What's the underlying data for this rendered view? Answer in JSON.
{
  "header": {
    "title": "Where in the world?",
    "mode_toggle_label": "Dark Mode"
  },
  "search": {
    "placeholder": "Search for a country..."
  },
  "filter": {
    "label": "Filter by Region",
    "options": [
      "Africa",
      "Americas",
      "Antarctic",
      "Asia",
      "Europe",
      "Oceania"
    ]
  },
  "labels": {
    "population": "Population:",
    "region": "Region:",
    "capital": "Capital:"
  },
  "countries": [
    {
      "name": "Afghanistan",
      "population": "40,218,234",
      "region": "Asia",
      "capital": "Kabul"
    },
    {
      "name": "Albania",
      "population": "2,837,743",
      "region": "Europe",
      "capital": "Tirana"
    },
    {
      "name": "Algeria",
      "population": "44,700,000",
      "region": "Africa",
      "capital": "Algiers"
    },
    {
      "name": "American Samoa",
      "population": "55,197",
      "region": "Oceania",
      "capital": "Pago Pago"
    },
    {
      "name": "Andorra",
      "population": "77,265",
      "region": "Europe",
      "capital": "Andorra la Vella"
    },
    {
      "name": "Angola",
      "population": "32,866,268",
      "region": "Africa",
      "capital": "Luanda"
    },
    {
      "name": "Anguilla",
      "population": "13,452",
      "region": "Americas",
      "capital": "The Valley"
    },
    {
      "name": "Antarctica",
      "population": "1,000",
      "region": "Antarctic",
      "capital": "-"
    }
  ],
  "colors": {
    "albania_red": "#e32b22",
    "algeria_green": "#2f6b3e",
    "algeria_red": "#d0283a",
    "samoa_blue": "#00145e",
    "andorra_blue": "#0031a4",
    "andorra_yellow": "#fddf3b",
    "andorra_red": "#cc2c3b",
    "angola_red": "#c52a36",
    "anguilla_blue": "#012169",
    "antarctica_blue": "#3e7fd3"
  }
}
···
Report back each line of the entries that holds the string "capital".

    "capital": "Capital:"
      "capital": "Kabul"
      "capital": "Tirana"
      "capital": "Algiers"
      "capital": "Pago Pago"
      "capital": "Andorra la Vella"
      "capital": "Luanda"
      "capital": "The Valley"
      "capital": "-"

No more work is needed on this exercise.